(Written exercise) Leave out the pictures and copy each record below exactly.

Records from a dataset
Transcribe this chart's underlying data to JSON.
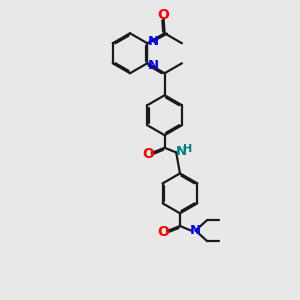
{
  "bg_color": "#e8e8e8",
  "bond_color": "#1a1a1a",
  "N_color": "#0000ff",
  "O_color": "#ff0000",
  "NH_color": "#008080",
  "lw": 1.6,
  "xlim": [
    0,
    10
  ],
  "ylim": [
    0,
    14
  ],
  "s": 0.95
}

(Written solution)
Transcribe this chart's underlying data to JSON.
{
  "bg_color": "#e8e8e8",
  "bond_color": "#1a1a1a",
  "N_color": "#0000ff",
  "O_color": "#ff0000",
  "NH_color": "#008080",
  "lw": 1.6,
  "xlim": [
    0,
    10
  ],
  "ylim": [
    0,
    14
  ],
  "s": 0.95
}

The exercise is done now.